*Selected passage*.
——————
16 Damian Jaeger, the Senior Development Planner employed by the Council, makes the following observations regarding the differences between the original and amended proposals:-

          1. The amended proposal increases the number of dwellings by 21.

          2. Whereas the original proposal showed ten separate 2-storey buildings evenly spread across the site, the amended proposal is for three buildings of 2-3 storeys.

          3. The majority of dwellings in the original proposal involved 3 bedroom units whereas the amended proposal consists of largely 2 bedroom units with the option of a smaller third bedroom/study. The larger height and profile of the amended proposal requires a greater amount of earthworks and engineering to allow the design to follow the topography. It is of a greater height, bulk and scale and its overall visual profile would be greater.

          4. The original dwellings were designed as villas/townhouses whereas the amended proposal is more of an apartment style development with several dwellings for each of the three floors.

          5. The parking proposed for the original proposal was in individual garages and spaces whereas the parking of the amended proposal is through a basement combined parking area.

17 Mr Jaeger also identifies a number of aspects of the amended proposal which he considers will lead to an increased adverse impact. On the other hand the applicant’s consultant town planner Garry Keith Fielding identifies twelve claimed advantages over the development in the form originally proposed. The improvements noted by Mr Fielding generally relate to increased amenity for the future residents. He also notes that a number of issues raised in respect of the original design have been addressed. The observations by Mr Jaeger are to be preferred as part of the criteria for assessing the extent of the changes.
——————
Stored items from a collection
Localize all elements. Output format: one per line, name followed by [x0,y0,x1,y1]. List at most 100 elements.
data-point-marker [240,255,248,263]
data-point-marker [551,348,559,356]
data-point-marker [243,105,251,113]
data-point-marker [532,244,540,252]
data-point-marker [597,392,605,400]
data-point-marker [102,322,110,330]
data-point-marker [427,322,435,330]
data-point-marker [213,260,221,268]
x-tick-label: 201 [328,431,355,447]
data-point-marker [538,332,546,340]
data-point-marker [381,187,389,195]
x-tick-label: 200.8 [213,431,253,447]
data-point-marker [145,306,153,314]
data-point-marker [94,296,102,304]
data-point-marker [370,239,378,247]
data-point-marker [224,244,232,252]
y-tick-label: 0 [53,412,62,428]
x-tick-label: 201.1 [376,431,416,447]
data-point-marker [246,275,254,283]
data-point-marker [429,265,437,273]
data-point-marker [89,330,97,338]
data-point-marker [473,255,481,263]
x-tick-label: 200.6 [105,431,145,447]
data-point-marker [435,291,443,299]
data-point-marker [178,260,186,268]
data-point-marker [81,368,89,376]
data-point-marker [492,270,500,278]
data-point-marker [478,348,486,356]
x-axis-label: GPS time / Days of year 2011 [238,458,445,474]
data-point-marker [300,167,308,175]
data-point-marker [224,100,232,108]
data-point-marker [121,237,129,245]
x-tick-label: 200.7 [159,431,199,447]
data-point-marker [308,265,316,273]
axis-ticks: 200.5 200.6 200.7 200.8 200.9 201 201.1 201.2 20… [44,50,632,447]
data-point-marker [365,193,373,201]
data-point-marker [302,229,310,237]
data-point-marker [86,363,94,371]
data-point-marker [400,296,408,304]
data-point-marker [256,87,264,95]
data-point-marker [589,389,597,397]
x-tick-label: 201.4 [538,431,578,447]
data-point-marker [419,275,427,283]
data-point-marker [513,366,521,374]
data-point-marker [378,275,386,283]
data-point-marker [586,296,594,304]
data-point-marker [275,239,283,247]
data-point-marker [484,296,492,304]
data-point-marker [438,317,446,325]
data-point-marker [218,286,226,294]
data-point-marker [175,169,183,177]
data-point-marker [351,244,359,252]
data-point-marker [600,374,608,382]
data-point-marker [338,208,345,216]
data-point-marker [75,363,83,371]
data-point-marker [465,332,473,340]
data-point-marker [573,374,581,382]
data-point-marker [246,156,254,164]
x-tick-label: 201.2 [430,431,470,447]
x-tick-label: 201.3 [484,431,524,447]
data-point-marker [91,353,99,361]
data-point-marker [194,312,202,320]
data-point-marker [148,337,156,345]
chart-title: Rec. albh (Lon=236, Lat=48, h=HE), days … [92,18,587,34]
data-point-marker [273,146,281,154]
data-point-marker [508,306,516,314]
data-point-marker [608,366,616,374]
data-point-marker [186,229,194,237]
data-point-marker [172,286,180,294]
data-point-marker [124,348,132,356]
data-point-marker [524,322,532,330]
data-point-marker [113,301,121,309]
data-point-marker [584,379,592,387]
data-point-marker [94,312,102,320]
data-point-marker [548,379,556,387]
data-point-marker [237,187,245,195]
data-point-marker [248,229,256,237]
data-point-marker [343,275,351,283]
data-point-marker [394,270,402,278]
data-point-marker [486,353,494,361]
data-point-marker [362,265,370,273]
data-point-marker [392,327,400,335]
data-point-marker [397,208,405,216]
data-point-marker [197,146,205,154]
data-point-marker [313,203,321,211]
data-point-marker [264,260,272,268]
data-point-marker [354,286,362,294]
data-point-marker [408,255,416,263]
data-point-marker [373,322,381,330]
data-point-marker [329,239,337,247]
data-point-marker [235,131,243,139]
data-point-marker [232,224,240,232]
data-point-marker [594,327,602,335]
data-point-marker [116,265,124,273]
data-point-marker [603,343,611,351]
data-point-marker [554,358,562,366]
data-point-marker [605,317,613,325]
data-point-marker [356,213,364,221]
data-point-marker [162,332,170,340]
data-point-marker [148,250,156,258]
——————
*Problems and tasks*.
1/ Please reproduce the rows word for word, starting at the first row and ending at the row that contains "x-tick-label: 201.1 [376,431,416,447]", with both of those rows included.
2/ Carry on the passage comparing the original and amended development proposals from the point where it stops.

*Task-by-task outputs*.
1/
Localize all elements. Output format: one per line, name followed by [x0,y0,x1,y1]. List at most 100 elements.
data-point-marker [240,255,248,263]
data-point-marker [551,348,559,356]
data-point-marker [243,105,251,113]
data-point-marker [532,244,540,252]
data-point-marker [597,392,605,400]
data-point-marker [102,322,110,330]
data-point-marker [427,322,435,330]
data-point-marker [213,260,221,268]
x-tick-label: 201 [328,431,355,447]
data-point-marker [538,332,546,340]
data-point-marker [381,187,389,195]
x-tick-label: 200.8 [213,431,253,447]
data-point-marker [145,306,153,314]
data-point-marker [94,296,102,304]
data-point-marker [370,239,378,247]
data-point-marker [224,244,232,252]
y-tick-label: 0 [53,412,62,428]
x-tick-label: 201.1 [376,431,416,447]

2/
18 In summary it is certainly open for the court to conclude that the amended or changed proposal will be distinct from the original in many respects particularly in relation to the built form of the improvements and the extent of accommodation provided. The overall object of the proposal nevertheless remains the same namely, the provision of accommodation for aged or senior members of the community.

19 The appeal against the deemed refusal of its development application was filed in the court on 17 May 2005. By notice of motion filed 4 December 2006, the applicant is seeking orders pursuant to clause 55 of the Environmental Planning and Assessment Regulation 2000.

20 Clause 55 relevantly provides:-

          55 What is the procedure for amending a development application?
              (1) A development application may be amended or varied by the applicant (but only with the agreement of the consent authority) at any time before the application is determined.

21 The first preliminary question raised by the applicant is whether the development application DA 04/0673 has been lawfully amended or varied by the applicant with the agreement of the respondent as consent authority within the meaning of Regulation 55.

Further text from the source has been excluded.